#### [Exercise task]
Review the material line by line. Identify and copy every line that contains the string "fonctions".
--- Records for processing ---
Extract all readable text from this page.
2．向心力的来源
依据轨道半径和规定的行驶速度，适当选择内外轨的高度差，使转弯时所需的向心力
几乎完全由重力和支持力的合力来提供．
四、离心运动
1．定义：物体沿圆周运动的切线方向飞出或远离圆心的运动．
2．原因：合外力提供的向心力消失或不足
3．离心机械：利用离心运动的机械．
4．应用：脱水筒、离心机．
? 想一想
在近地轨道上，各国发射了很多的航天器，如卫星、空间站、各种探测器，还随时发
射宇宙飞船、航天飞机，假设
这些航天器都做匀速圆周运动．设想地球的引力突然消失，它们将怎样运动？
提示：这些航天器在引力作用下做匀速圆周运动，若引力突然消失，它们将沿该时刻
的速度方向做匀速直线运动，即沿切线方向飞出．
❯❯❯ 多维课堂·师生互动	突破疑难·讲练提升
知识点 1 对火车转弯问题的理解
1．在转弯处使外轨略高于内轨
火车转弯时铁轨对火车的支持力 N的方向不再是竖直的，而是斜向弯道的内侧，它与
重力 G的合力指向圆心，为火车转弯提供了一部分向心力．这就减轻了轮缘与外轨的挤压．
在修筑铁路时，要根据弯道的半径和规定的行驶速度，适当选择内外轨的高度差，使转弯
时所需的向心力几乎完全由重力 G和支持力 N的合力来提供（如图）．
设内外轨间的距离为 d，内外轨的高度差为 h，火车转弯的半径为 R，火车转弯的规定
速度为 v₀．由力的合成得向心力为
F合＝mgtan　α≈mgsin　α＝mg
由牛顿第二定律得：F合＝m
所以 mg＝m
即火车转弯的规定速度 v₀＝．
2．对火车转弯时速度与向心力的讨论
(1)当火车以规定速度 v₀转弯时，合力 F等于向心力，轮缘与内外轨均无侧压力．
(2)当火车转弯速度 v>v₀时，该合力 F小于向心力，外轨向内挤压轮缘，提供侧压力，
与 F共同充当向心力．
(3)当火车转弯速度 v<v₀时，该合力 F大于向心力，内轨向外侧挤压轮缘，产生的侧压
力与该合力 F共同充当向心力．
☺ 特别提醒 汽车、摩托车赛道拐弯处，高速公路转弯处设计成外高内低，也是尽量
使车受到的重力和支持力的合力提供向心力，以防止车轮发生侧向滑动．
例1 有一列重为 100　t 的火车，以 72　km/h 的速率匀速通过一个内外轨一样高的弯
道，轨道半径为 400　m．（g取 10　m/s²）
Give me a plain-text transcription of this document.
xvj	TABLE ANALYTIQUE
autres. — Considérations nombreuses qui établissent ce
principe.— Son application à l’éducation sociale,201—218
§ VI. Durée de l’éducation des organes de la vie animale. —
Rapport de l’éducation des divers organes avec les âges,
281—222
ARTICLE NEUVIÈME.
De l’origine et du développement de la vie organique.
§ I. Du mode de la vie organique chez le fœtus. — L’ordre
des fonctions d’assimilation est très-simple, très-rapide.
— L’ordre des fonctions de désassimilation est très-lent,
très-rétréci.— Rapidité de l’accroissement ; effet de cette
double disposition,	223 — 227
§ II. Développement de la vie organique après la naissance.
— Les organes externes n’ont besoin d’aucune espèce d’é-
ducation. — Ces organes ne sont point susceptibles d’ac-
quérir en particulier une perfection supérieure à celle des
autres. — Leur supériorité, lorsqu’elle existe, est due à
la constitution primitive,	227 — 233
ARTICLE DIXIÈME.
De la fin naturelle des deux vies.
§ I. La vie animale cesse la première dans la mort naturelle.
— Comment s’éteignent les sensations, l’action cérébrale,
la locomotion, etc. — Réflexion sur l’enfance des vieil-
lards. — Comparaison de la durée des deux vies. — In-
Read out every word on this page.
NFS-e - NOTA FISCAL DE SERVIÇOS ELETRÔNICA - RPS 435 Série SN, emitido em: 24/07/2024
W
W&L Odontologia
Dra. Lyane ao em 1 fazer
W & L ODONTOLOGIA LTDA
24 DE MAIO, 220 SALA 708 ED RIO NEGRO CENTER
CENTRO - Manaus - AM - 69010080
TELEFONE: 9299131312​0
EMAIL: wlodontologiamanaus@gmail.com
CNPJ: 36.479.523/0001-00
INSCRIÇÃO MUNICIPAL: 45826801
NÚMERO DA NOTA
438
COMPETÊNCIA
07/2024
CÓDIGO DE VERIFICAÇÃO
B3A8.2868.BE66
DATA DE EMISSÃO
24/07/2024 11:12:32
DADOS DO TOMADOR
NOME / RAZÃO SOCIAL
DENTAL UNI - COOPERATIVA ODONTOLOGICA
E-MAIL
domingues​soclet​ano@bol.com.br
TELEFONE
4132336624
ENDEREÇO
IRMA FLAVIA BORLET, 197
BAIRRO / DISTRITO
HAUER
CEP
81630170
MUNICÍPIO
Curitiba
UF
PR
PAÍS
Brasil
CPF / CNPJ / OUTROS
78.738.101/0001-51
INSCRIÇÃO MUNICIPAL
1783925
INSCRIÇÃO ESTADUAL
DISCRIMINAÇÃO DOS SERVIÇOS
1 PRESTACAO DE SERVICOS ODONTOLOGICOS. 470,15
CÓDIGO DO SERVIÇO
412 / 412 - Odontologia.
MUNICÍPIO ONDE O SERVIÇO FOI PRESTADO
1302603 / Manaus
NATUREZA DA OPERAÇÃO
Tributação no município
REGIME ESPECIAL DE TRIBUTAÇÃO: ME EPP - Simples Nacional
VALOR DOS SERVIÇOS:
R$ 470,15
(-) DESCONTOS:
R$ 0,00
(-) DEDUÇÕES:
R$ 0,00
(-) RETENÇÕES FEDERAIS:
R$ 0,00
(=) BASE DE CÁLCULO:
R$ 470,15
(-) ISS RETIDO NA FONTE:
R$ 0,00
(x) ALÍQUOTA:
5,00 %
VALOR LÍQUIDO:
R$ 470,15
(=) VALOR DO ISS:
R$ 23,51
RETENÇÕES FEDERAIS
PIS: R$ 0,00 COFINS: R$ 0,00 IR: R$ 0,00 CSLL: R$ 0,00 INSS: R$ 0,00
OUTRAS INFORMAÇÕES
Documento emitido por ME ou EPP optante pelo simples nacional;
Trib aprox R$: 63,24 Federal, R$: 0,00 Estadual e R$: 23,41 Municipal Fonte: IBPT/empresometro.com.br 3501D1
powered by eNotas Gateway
---
#### [The result]
des fonctions d’assimilation est très-simple, très-rapide.
— L’ordre des fonctions de désassimilation est très-lent,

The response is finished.